[Begin ROWS]

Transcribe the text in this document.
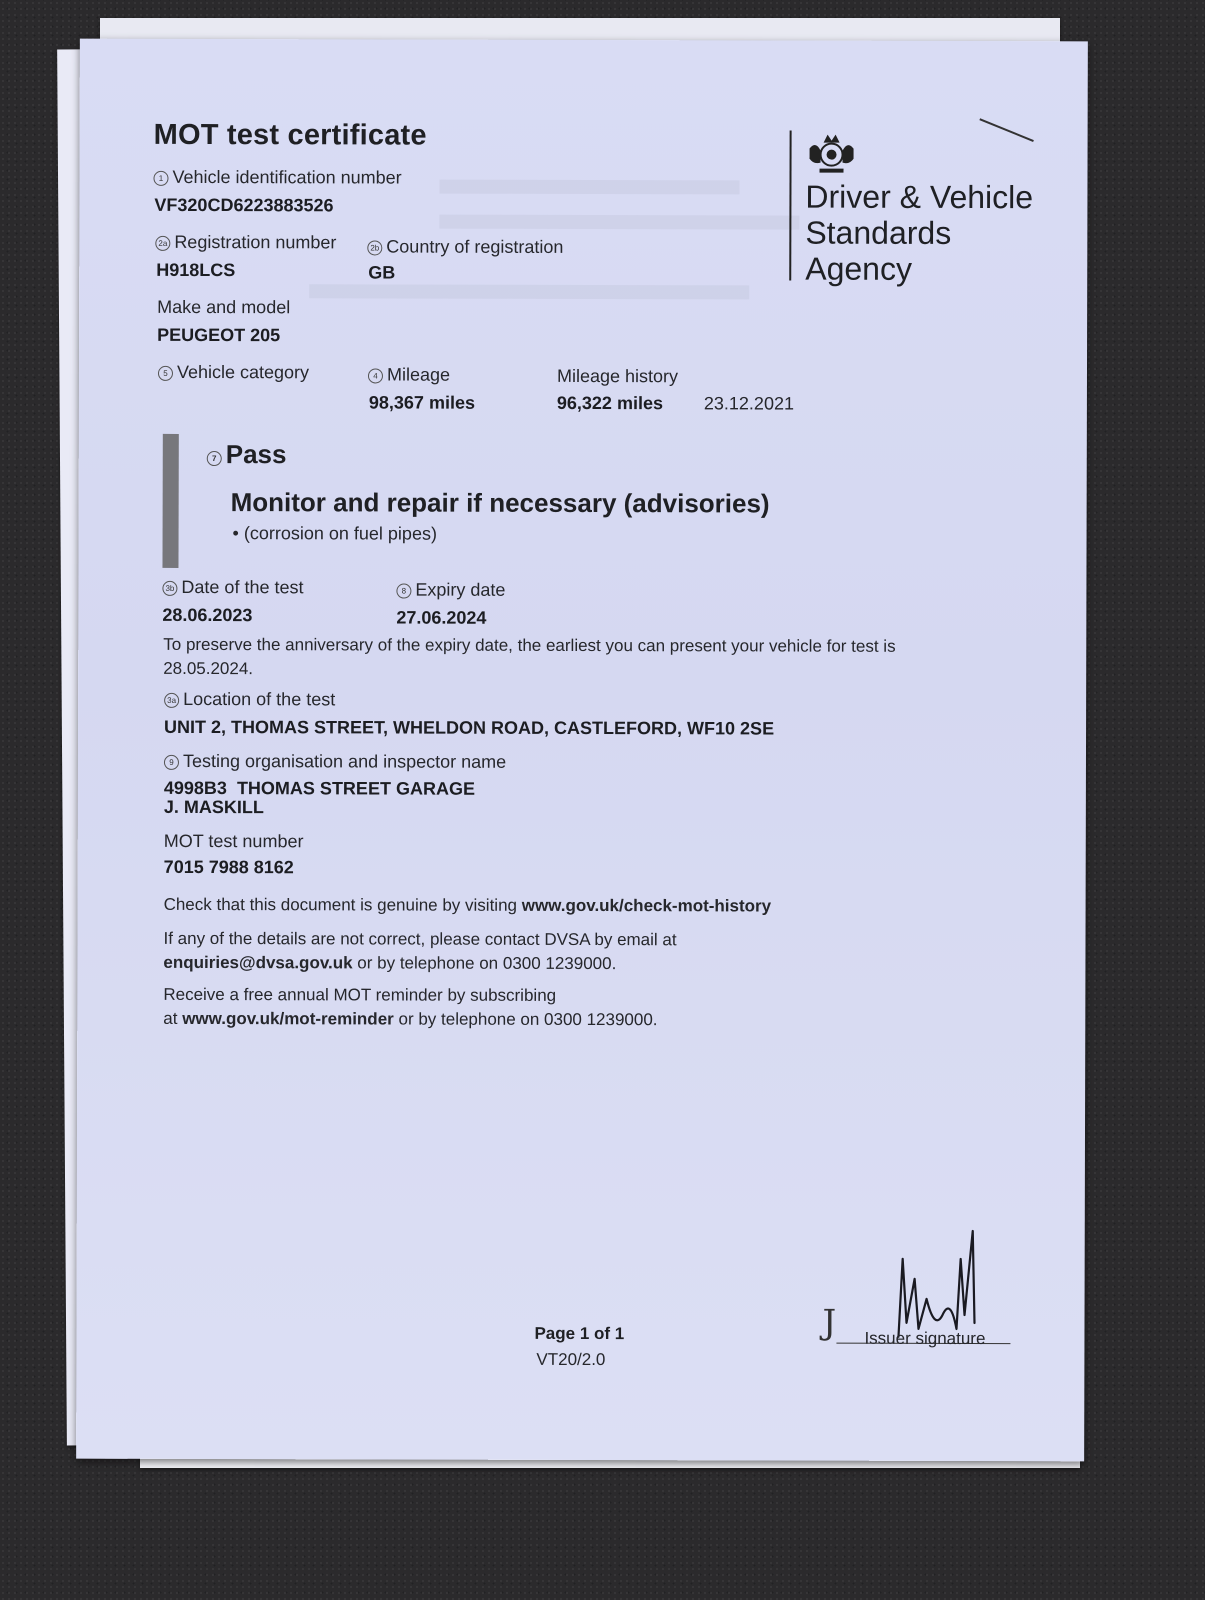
MOT test certificate
1 Vehicle identification number
VF320CD6223883526
2a Registration number
H918LCS
2b Country of registration
GB
Make and model
PEUGEOT 205
5 Vehicle category	4 Mileage
98,367 miles
Mileage history
96,322 miles 23.12.2021
Driver & Vehicle
Standards
Agency
7 Pass
Monitor and repair if necessary (advisories)
• (corrosion on fuel pipes)
3b Date of the test
28.06.2023
8 Expiry date
27.06.2024
To preserve the anniversary of the expiry date, the earliest you can present your vehicle for test is
28.05.2024.
3a Location of the test
UNIT 2, THOMAS STREET, WHELDON ROAD, CASTLEFORD, WF10 2SE
9 Testing organisation and inspector name
4998B3  THOMAS STREET GARAGE
J. MASKILL
MOT test number
7015 7988 8162
Check that this document is genuine by visiting www.gov.uk/check-mot-history
If any of the details are not correct, please contact DVSA by email at
enquiries@dvsa.gov.uk or by telephone on 0300 1239000.
Receive a free annual MOT reminder by subscribing
at www.gov.uk/mot-reminder or by telephone on 0300 1239000.
Page 1 of 1
VT20/2.0
J Issuer signature
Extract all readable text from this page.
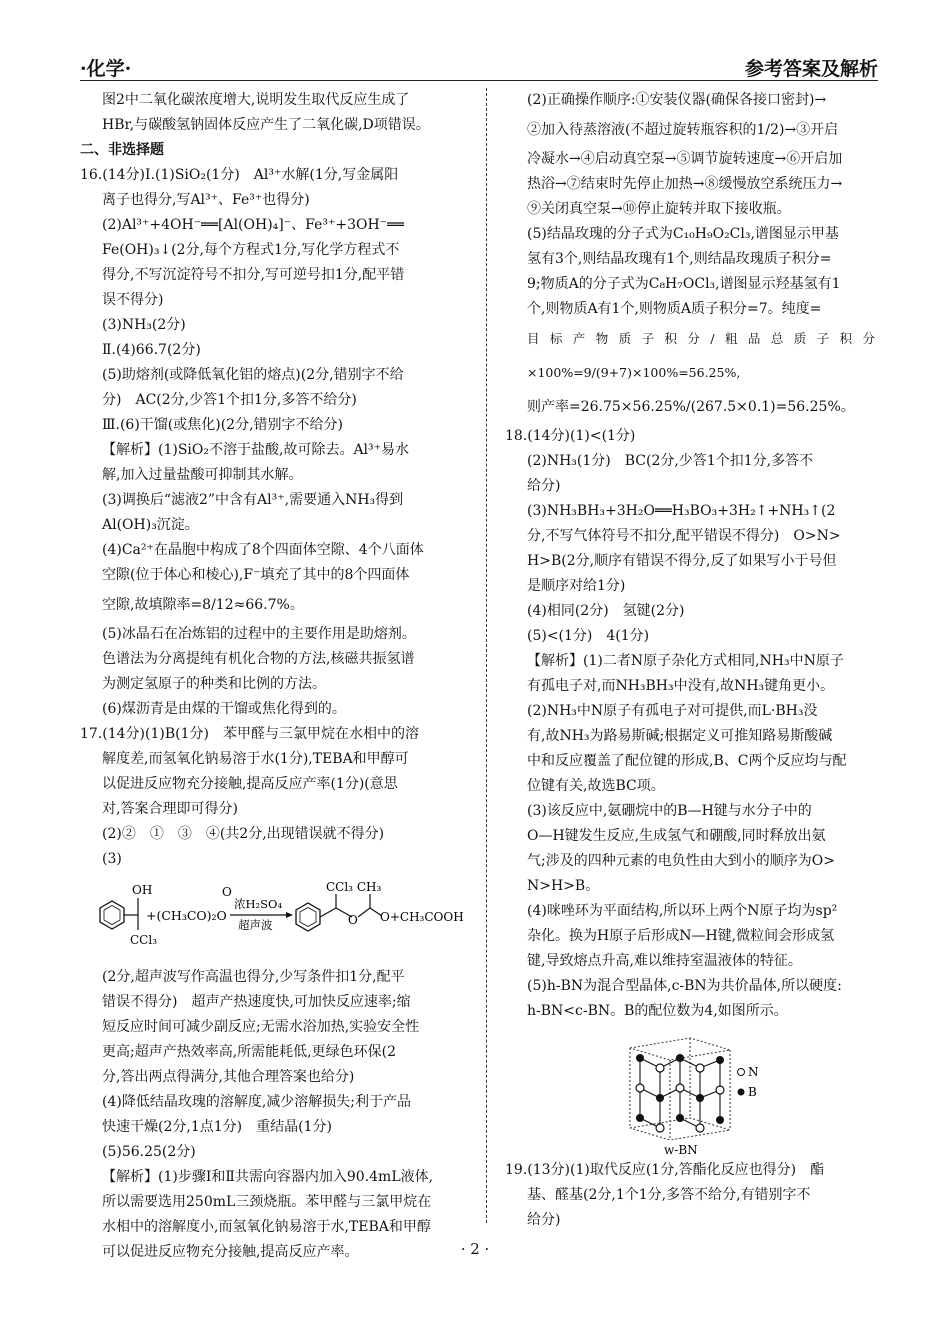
·化学·	参考答案及解析

图2中二氧化碳浓度增大,说明发生取代反应生成了

HBr,与碳酸氢钠固体反应产生了二氧化碳,D项错误。

二、非选择题

16.(14分)Ⅰ.(1)SiO₂(1分)　Al³⁺水解(1分,写金属阳

离子也得分,写Al³⁺、Fe³⁺也得分)

(2)Al³⁺+4OH⁻══[Al(OH)₄]⁻、Fe³⁺+3OH⁻══

Fe(OH)₃↓(2分,每个方程式1分,写化学方程式不

得分,不写沉淀符号不扣分,写可逆号扣1分,配平错

误不得分)

(3)NH₃(2分)

Ⅱ.(4)66.7(2分)

(5)助熔剂(或降低氧化铝的熔点)(2分,错别字不给

分)　AC(2分,少答1个扣1分,多答不给分)

Ⅲ.(6)干馏(或焦化)(2分,错别字不给分)

【解析】(1)SiO₂不溶于盐酸,故可除去。Al³⁺易水

解,加入过量盐酸可抑制其水解。

(3)调换后“滤液2”中含有Al³⁺,需要通入NH₃得到

Al(OH)₃沉淀。

(4)Ca²⁺在晶胞中构成了8个四面体空隙、4个八面体

空隙(位于体心和棱心),F⁻填充了其中的8个四面体

空隙,故填隙率=8/12≈66.7%。

(5)冰晶石在冶炼铝的过程中的主要作用是助熔剂。

色谱法为分离提纯有机化合物的方法,核磁共振氢谱

为测定氢原子的种类和比例的方法。

(6)煤沥青是由煤的干馏或焦化得到的。

17.(14分)(1)B(1分)　苯甲醛与三氯甲烷在水相中的溶

解度差,而氢氧化钠易溶于水(1分),TEBA和甲醇可

以促进反应物充分接触,提高反应产率(1分)(意思

对,答案合理即可得分)

(2)②　①　③　④(共2分,出现错误就不得分)

(3)

OH
CCl₃
+(CH₃CO)₂O
浓H₂SO₄
超声波
O
O
CCl₃ CH₃
O+CH₃COOH

(2分,超声波写作高温也得分,少写条件扣1分,配平

错误不得分)　超声产热速度快,可加快反应速率;缩

短反应时间可减少副反应;无需水浴加热,实验安全性

更高;超声产热效率高,所需能耗低,更绿色环保(2

分,答出两点得满分,其他合理答案也给分)

(4)降低结晶玫瑰的溶解度,减少溶解损失;利于产品

快速干燥(2分,1点1分)　重结晶(1分)

(5)56.25(2分)

【解析】(1)步骤Ⅰ和Ⅱ共需向容器内加入90.4mL液体,

所以需要选用250mL三颈烧瓶。苯甲醛与三氯甲烷在

水相中的溶解度小,而氢氧化钠易溶于水,TEBA和甲醇

可以促进反应物充分接触,提高反应产率。

(2)正确操作顺序:①安装仪器(确保各接口密封)→

②加入待蒸溶液(不超过旋转瓶容积的1/2)→③开启

冷凝水→④启动真空泵→⑤调节旋转速度→⑥开启加

热浴→⑦结束时先停止加热→⑧缓慢放空系统压力→

⑨关闭真空泵→⑩停止旋转并取下接收瓶。

(5)结晶玫瑰的分子式为C₁₀H₉O₂Cl₃,谱图显示甲基

氢有3个,则结晶玫瑰有1个,则结晶玫瑰质子积分=

9;物质A的分子式为C₈H₇OCl₃,谱图显示羟基氢有1

个,则物质A有1个,则物质A质子积分=7。纯度=

目标产物质子积分/粗品总质子积分×100%=9/(9+7)×100%=56.25%,

则产率=26.75×56.25%/(267.5×0.1)=56.25%。

18.(14分)(1)<(1分)

(2)NH₃(1分)　BC(2分,少答1个扣1分,多答不

给分)

(3)NH₃BH₃+3H₂O══H₃BO₃+3H₂↑+NH₃↑(2

分,不写气体符号不扣分,配平错误不得分)　O>N>

H>B(2分,顺序有错误不得分,反了如果写小于号但

是顺序对给1分)

(4)相同(2分)　氢键(2分)

(5)<(1分)　4(1分)

【解析】(1)二者N原子杂化方式相同,NH₃中N原子

有孤电子对,而NH₃BH₃中没有,故NH₃键角更小。

(2)NH₃中N原子有孤电子对可提供,而L·BH₃没

有,故NH₃为路易斯碱;根据定义可推知路易斯酸碱

中和反应覆盖了配位键的形成,B、C两个反应均与配

位键有关,故选BC项。

(3)该反应中,氨硼烷中的B—H键与水分子中的

O—H键发生反应,生成氢气和硼酸,同时释放出氨

气;涉及的四种元素的电负性由大到小的顺序为O>

N>H>B。

(4)咪唑环为平面结构,所以环上两个N原子均为sp²

杂化。换为H原子后形成N—H键,微粒间会形成氢

键,导致熔点升高,难以维持室温液体的特征。

(5)h-BN为混合型晶体,c-BN为共价晶体,所以硬度:

h-BN<c-BN。B的配位数为4,如图所示。

N
B
w-BN

19.(13分)(1)取代反应(1分,答酯化反应也得分)　酯

基、醛基(2分,1个1分,多答不给分,有错别字不

给分)

· 2 ·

[End ROWS]

GOAL OF THE EXERCISE:
Go through the material and copy out every line with "document" in it.

ANSWER TO THIS PROBLEM:
Transcribe the text in this document.
Check that this document is genuine by visiting www.gov.uk/check-mot-history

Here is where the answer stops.